▶ **TASK DESCRIPTION**: Turn the part of the listing starting at its first line and ending at the line that contains "candle-body: [425, 271, 429, 285]" into a JSON list of strings, one string per line, with blank lines left out.

::: DATA ENTRIES :::

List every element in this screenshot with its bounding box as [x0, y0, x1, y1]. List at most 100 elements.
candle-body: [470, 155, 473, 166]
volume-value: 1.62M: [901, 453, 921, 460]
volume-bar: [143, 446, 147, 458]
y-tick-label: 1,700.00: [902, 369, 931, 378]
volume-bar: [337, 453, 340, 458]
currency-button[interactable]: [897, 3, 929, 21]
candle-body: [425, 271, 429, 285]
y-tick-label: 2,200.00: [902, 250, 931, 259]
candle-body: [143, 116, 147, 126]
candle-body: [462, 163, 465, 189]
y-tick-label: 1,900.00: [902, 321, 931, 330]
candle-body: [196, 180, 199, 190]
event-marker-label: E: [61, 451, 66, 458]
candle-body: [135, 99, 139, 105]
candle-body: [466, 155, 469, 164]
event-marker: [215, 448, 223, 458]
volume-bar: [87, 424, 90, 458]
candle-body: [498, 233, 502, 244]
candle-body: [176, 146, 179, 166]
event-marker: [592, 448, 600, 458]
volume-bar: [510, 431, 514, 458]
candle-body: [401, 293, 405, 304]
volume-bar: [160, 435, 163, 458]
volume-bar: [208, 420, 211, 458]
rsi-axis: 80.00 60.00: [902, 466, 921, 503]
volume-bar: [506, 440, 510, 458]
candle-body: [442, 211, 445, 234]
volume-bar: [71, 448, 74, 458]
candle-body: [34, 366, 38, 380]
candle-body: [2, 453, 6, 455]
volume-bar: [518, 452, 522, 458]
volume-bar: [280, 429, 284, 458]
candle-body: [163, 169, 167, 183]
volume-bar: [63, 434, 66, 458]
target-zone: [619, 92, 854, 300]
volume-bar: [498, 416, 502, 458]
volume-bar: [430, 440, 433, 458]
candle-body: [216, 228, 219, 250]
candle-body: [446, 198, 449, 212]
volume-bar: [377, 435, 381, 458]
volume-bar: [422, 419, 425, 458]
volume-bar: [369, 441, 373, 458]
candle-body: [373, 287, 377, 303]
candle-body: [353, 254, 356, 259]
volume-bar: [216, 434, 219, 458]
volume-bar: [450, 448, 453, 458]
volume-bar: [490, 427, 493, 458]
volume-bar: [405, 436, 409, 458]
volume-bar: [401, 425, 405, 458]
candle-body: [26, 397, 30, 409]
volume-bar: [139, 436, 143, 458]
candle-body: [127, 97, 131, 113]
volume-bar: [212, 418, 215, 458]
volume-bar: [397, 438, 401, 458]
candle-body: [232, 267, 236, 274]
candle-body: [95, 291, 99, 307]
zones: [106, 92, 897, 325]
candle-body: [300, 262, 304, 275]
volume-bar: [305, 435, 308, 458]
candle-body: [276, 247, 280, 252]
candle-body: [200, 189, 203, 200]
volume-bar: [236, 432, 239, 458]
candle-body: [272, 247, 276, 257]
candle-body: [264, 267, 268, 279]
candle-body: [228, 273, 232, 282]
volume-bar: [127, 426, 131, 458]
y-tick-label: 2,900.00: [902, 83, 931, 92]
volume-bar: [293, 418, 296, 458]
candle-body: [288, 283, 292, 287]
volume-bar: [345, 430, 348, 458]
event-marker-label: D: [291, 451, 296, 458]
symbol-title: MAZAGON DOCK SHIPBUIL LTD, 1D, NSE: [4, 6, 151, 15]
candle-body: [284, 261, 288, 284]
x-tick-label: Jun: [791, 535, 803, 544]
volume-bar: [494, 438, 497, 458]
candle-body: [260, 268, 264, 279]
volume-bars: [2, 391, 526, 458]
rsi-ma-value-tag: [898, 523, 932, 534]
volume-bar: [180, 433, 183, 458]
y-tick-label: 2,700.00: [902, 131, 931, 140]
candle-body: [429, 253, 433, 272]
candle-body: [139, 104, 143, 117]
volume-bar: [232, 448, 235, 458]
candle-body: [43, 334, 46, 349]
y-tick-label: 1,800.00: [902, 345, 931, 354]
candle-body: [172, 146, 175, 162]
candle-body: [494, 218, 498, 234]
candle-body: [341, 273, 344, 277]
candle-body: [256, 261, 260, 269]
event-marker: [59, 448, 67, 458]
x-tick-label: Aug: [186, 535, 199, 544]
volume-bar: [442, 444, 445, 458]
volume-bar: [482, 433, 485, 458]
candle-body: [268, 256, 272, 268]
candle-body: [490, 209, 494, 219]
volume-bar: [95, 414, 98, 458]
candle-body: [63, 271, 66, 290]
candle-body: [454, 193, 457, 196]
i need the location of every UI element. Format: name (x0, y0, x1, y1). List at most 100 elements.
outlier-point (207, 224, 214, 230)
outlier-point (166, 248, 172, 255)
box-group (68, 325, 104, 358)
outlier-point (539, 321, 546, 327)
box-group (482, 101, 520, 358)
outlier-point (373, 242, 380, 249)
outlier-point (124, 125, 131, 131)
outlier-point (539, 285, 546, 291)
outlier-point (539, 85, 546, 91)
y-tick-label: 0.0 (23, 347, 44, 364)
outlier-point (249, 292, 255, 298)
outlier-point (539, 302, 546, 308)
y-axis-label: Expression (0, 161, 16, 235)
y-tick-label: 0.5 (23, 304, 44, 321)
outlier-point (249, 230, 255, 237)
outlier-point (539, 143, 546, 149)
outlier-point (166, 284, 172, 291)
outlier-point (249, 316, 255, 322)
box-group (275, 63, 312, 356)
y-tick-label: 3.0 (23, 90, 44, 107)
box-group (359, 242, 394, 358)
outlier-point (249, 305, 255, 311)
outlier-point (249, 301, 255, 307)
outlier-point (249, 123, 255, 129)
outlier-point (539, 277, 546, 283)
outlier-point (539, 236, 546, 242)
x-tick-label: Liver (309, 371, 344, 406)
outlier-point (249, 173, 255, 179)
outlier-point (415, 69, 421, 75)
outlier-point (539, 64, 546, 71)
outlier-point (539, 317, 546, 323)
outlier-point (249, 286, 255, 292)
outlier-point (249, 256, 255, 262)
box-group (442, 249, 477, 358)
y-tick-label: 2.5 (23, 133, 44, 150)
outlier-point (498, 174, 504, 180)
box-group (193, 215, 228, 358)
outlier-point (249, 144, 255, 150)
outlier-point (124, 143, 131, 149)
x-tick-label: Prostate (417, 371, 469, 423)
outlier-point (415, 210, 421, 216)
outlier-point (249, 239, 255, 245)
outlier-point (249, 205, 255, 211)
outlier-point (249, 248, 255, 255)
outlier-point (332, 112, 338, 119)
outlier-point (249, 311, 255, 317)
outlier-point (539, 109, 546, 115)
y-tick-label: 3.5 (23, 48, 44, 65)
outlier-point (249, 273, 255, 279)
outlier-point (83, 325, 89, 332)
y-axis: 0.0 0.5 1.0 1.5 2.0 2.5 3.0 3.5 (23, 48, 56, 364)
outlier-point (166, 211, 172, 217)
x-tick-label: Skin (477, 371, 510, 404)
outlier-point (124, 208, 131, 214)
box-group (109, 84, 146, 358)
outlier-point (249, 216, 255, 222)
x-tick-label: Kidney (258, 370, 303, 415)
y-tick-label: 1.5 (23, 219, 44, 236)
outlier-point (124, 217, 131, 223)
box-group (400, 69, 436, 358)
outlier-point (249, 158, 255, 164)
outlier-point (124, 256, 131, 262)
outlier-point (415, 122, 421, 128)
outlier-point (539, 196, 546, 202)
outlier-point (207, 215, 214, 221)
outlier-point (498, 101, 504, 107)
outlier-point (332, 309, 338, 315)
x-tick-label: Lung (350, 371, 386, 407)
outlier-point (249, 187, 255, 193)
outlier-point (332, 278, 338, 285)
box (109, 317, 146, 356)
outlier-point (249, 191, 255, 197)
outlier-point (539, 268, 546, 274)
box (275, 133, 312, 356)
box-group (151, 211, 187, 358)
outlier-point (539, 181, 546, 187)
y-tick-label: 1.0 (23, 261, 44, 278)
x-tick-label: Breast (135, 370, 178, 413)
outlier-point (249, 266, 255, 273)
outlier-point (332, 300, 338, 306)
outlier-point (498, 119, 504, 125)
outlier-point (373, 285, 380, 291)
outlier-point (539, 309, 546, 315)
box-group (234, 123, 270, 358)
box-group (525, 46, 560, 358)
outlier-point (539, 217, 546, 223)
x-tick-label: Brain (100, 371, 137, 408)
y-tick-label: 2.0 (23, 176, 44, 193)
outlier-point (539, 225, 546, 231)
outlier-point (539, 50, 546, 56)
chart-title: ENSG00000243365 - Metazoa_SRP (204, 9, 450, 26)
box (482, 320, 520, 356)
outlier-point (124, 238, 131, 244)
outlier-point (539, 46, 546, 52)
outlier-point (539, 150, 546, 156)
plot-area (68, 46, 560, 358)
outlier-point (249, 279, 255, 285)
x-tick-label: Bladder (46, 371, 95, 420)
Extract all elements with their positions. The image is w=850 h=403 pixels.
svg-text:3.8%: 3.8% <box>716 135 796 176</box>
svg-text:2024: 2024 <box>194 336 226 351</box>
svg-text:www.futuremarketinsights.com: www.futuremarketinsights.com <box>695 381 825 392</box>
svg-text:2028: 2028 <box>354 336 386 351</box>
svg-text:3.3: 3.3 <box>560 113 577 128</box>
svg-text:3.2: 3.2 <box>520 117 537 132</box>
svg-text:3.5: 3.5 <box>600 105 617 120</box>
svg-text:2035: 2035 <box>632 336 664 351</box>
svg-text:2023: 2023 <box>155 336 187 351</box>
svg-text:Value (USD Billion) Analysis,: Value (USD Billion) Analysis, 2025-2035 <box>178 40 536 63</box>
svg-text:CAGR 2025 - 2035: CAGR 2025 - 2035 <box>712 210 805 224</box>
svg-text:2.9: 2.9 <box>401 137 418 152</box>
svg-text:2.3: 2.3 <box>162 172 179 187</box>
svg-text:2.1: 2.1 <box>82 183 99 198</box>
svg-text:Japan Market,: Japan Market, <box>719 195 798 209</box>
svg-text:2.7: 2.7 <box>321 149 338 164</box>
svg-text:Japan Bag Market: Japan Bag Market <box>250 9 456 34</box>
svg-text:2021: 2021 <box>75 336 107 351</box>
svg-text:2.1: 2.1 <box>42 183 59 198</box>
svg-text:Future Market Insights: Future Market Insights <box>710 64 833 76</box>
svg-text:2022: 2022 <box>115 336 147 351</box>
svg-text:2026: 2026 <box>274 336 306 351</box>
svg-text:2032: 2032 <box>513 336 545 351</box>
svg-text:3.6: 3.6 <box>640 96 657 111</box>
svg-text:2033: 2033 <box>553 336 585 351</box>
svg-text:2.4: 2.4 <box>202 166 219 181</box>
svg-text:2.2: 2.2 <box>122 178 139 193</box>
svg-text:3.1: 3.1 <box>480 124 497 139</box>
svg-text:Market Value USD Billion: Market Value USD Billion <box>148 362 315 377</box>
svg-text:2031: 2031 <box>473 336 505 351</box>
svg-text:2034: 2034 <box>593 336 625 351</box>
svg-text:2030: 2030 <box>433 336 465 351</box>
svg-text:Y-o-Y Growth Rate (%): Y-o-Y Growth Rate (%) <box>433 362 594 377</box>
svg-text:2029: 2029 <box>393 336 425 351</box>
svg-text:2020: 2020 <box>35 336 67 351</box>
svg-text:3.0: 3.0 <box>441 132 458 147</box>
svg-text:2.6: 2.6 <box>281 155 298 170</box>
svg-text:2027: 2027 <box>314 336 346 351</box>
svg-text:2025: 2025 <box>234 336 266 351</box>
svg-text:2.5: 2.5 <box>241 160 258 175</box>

:::

▶ **FULL ANSWER**:
[
  "List every element in this screenshot with its bounding box as [x0, y0, x1, y1]. List at most 100 elements.",
  "candle-body: [470, 155, 473, 166]",
  "volume-value: 1.62M: [901, 453, 921, 460]",
  "volume-bar: [143, 446, 147, 458]",
  "y-tick-label: 1,700.00: [902, 369, 931, 378]",
  "volume-bar: [337, 453, 340, 458]",
  "currency-button[interactable]: [897, 3, 929, 21]",
  "candle-body: [425, 271, 429, 285]"
]